§ Data for this exercise
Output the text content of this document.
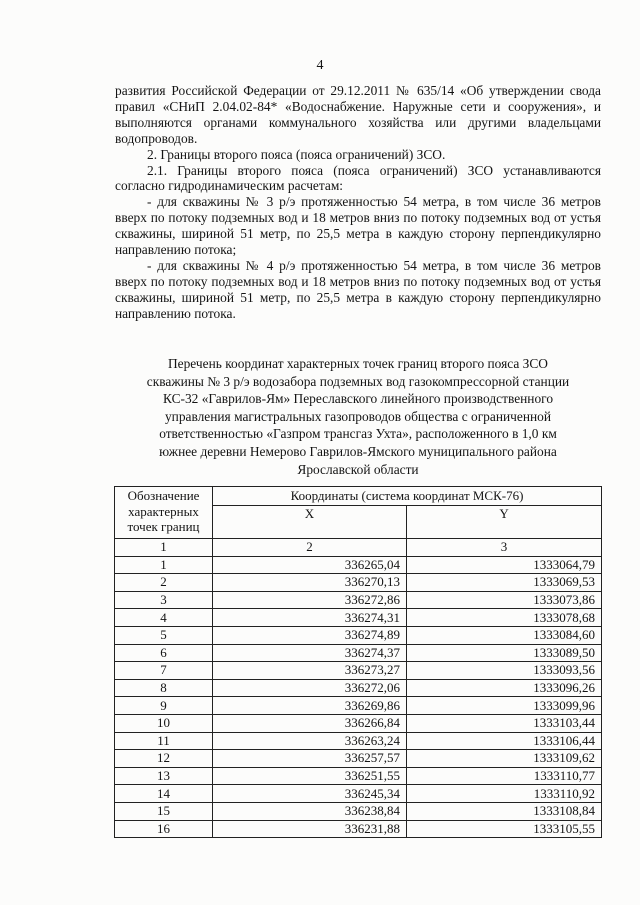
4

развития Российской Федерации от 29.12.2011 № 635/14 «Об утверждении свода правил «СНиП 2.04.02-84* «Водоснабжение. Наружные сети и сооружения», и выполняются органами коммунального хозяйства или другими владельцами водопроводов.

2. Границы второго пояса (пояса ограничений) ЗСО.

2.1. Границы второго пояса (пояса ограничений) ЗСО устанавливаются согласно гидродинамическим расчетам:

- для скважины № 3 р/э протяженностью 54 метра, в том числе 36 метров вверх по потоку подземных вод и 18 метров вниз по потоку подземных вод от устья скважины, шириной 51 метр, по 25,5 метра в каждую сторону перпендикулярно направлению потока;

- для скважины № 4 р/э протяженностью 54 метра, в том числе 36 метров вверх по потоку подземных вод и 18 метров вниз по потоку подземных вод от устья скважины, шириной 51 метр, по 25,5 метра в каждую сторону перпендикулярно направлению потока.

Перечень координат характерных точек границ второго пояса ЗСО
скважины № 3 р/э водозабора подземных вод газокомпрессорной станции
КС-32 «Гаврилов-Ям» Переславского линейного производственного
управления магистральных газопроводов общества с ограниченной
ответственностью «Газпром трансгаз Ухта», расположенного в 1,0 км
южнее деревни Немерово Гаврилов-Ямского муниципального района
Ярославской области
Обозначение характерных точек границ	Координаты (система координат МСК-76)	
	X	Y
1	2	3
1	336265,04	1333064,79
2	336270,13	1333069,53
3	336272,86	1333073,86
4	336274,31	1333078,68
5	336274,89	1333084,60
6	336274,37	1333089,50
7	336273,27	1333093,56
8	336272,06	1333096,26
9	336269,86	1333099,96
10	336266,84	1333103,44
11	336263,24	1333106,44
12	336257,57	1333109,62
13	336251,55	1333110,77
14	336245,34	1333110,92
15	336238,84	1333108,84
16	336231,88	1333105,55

§ Task details
The pictures in the entries should be left out; output everything else exactly.

§ Answer to this exercise
Output the text content of this document.
4

развития Российской Федерации от 29.12.2011 № 635/14 «Об утверждении свода правил «СНиП 2.04.02-84* «Водоснабжение. Наружные сети и сооружения», и выполняются органами коммунального хозяйства или другими владельцами водопроводов.

2. Границы второго пояса (пояса ограничений) ЗСО.

2.1. Границы второго пояса (пояса ограничений) ЗСО устанавливаются согласно гидродинамическим расчетам:

- для скважины № 3 р/э протяженностью 54 метра, в том числе 36 метров вверх по потоку подземных вод и 18 метров вниз по потоку подземных вод от устья скважины, шириной 51 метр, по 25,5 метра в каждую сторону перпендикулярно направлению потока;

- для скважины № 4 р/э протяженностью 54 метра, в том числе 36 метров вверх по потоку подземных вод и 18 метров вниз по потоку подземных вод от устья скважины, шириной 51 метр, по 25,5 метра в каждую сторону перпендикулярно направлению потока.

Перечень координат характерных точек границ второго пояса ЗСО
скважины № 3 р/э водозабора подземных вод газокомпрессорной станции
КС-32 «Гаврилов-Ям» Переславского линейного производственного
управления магистральных газопроводов общества с ограниченной
ответственностью «Газпром трансгаз Ухта», расположенного в 1,0 км
южнее деревни Немерово Гаврилов-Ямского муниципального района
Ярославской области
Обозначение характерных точек границ	Координаты (система координат МСК-76)	
	X	Y
1	2	3
1	336265,04	1333064,79
2	336270,13	1333069,53
3	336272,86	1333073,86
4	336274,31	1333078,68
5	336274,89	1333084,60
6	336274,37	1333089,50
7	336273,27	1333093,56
8	336272,06	1333096,26
9	336269,86	1333099,96
10	336266,84	1333103,44
11	336263,24	1333106,44
12	336257,57	1333109,62
13	336251,55	1333110,77
14	336245,34	1333110,92
15	336238,84	1333108,84
16	336231,88	1333105,55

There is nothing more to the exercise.